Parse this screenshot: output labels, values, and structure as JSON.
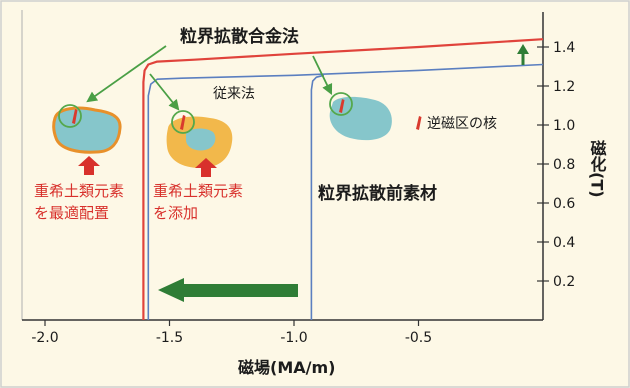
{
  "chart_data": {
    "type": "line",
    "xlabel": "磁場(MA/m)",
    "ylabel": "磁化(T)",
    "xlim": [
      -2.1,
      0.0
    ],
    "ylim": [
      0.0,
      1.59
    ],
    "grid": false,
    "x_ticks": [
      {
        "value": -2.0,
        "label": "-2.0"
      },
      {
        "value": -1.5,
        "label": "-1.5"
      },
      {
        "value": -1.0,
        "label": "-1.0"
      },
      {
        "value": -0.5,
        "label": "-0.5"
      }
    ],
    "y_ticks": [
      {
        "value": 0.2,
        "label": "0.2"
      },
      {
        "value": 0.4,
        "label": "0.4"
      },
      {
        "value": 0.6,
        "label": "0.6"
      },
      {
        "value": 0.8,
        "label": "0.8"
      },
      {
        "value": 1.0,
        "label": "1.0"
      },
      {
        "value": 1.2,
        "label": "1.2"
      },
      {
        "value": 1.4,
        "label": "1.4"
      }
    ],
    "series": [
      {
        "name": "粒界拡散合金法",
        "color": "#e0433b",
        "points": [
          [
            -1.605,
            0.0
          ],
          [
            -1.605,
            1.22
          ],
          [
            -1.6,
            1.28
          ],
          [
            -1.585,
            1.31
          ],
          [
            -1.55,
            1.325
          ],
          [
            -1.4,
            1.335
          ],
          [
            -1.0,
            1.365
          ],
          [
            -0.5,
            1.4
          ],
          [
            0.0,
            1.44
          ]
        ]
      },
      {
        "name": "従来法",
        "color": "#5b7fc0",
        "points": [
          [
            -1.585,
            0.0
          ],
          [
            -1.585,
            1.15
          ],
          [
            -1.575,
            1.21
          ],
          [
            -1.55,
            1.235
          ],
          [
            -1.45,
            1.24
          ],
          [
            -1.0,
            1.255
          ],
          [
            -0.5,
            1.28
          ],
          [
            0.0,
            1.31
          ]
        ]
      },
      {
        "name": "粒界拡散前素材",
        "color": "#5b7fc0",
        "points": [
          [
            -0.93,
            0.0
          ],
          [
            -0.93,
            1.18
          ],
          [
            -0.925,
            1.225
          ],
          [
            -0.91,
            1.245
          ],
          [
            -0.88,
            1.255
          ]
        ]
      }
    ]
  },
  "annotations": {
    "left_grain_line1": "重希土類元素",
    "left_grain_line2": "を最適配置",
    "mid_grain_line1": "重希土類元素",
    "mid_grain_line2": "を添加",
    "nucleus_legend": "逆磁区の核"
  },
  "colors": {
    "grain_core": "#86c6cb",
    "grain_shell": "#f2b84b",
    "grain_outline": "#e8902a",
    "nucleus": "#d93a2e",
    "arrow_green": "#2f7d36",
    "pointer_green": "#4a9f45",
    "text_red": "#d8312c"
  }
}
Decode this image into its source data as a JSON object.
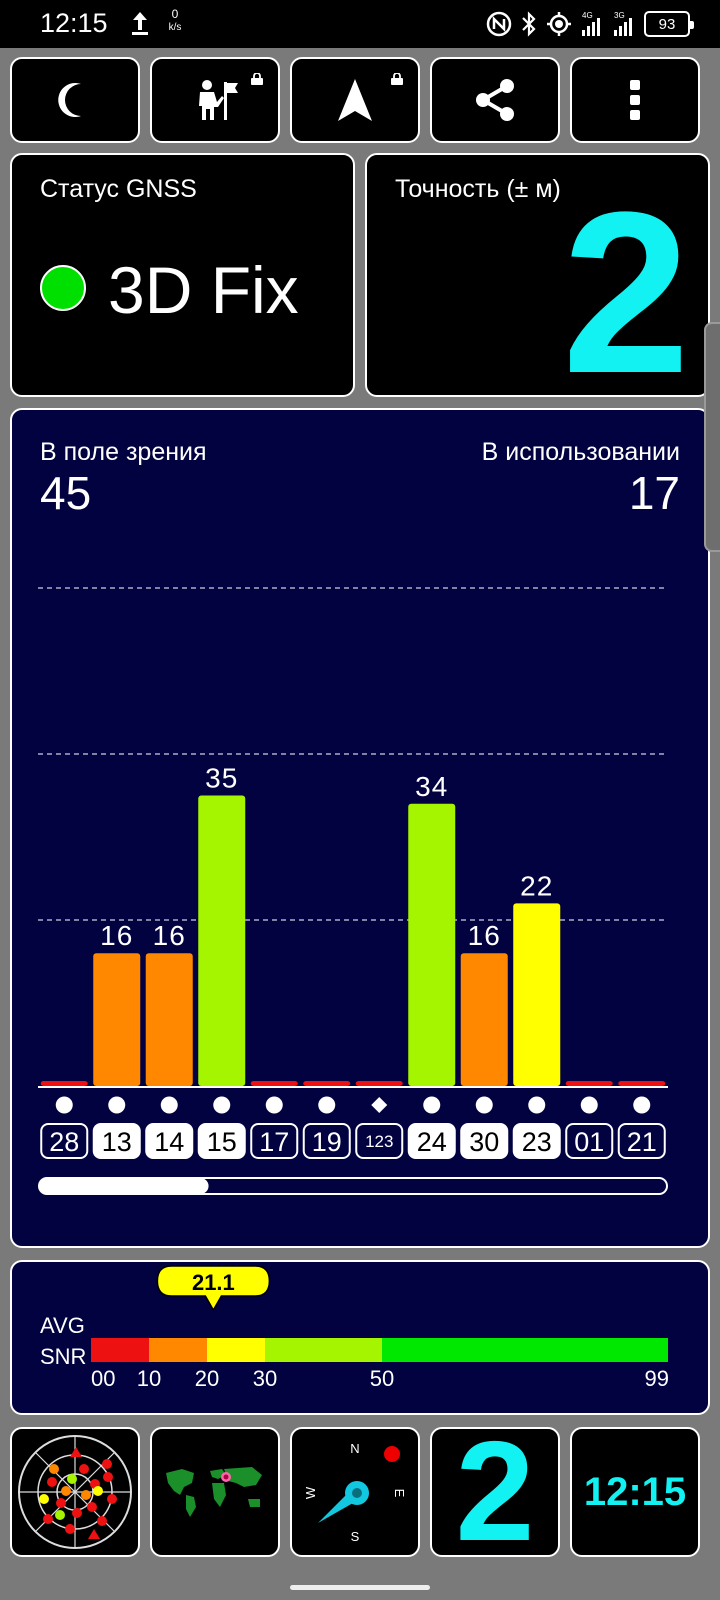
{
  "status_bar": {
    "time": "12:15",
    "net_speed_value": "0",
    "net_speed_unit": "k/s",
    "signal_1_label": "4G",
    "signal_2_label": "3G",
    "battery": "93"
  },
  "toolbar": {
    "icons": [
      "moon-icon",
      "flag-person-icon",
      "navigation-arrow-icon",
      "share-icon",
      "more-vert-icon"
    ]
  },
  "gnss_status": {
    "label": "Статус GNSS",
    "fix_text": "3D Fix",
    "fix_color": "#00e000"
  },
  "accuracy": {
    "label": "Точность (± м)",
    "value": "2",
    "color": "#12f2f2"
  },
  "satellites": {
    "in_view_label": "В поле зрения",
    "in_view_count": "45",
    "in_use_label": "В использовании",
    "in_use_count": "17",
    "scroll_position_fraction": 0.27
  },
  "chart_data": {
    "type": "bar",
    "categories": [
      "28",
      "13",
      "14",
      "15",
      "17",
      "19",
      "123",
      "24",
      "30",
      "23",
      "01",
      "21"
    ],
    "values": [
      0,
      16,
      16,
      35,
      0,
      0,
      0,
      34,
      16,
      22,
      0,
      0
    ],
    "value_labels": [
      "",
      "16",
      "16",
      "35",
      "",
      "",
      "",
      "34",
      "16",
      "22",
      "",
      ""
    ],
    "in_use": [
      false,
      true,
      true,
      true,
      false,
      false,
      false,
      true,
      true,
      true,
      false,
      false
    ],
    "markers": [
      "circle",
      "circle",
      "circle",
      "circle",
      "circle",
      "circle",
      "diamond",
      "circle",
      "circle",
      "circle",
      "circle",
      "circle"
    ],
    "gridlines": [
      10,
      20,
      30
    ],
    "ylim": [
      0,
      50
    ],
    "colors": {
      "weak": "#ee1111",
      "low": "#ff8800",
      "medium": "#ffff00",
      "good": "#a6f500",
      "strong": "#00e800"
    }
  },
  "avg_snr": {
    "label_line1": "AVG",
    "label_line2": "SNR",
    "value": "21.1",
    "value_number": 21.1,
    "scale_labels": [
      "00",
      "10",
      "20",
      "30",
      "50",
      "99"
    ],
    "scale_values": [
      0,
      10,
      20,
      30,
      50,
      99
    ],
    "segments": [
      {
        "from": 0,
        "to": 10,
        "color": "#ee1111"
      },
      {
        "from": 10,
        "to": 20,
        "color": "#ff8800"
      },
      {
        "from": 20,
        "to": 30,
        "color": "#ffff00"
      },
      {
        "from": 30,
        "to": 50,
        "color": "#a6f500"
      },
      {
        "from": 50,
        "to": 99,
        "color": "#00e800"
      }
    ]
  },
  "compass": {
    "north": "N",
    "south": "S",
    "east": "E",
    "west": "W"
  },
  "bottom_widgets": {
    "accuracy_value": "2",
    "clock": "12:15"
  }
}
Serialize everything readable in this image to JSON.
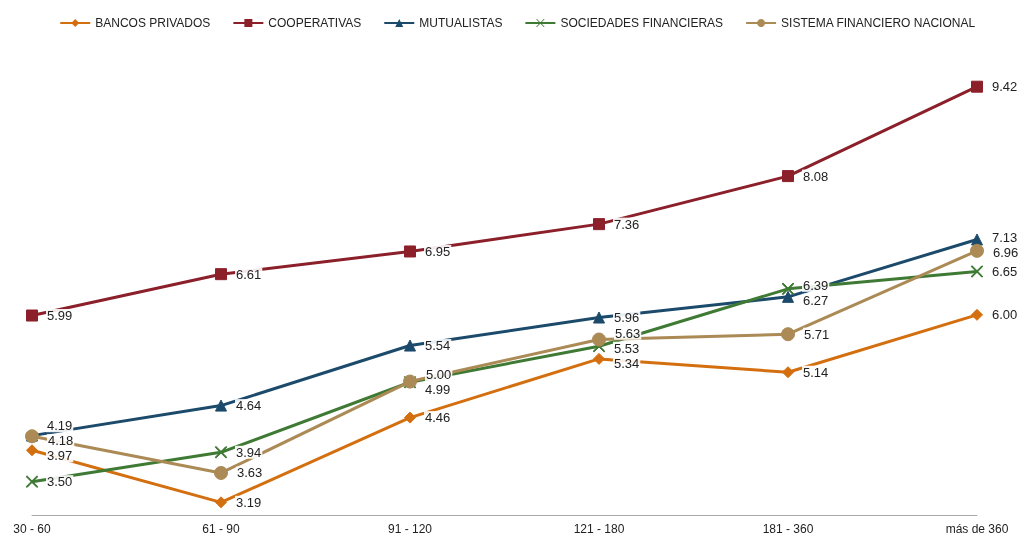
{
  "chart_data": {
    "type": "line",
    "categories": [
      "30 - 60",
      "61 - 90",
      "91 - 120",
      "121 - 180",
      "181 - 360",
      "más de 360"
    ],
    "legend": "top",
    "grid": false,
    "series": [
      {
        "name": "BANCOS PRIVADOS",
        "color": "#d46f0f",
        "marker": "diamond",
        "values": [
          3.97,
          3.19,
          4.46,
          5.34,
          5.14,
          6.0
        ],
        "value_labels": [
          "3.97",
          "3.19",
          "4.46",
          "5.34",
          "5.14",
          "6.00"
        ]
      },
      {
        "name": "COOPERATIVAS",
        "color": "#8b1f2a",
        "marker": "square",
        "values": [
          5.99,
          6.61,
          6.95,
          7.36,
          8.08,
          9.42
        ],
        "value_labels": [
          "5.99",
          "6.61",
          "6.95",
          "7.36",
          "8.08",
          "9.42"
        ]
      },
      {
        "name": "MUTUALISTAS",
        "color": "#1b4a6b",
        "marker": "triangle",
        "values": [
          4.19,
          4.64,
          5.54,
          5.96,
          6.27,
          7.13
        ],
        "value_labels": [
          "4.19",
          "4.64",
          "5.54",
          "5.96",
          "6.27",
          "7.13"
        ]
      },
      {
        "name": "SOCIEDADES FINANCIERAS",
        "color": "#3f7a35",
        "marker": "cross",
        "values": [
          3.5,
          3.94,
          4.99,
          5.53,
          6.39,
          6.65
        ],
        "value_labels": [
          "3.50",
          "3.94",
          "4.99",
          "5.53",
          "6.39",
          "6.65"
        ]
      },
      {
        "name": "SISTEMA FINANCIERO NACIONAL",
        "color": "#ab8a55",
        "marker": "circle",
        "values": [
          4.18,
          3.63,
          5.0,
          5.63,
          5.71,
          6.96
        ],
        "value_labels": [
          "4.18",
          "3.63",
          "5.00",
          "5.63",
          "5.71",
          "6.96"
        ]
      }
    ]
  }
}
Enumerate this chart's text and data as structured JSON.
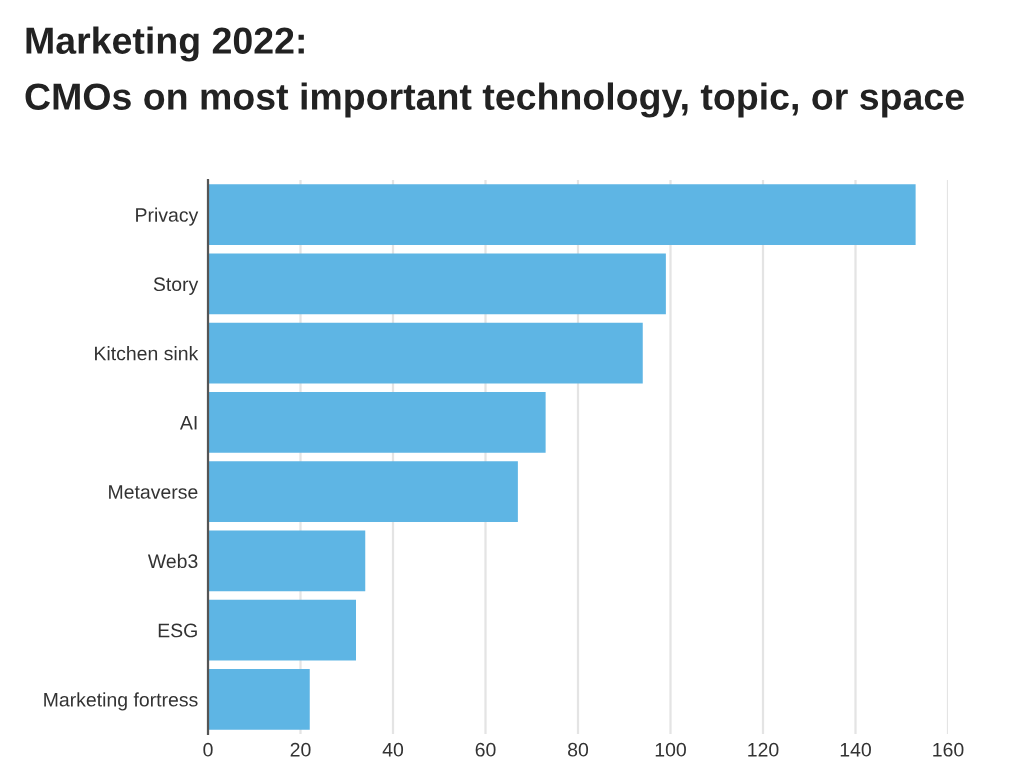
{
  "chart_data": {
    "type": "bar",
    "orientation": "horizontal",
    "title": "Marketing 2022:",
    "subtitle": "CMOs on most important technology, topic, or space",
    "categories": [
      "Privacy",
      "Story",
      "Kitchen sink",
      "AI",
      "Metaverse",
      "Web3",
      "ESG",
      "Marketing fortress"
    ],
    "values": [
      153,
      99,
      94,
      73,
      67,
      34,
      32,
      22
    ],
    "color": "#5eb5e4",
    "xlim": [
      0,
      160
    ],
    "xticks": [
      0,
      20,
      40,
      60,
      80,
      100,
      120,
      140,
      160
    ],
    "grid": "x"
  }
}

......

Report how many lines of the preceding records include "Marketing". Output the number only.

→ **Solution below**: 2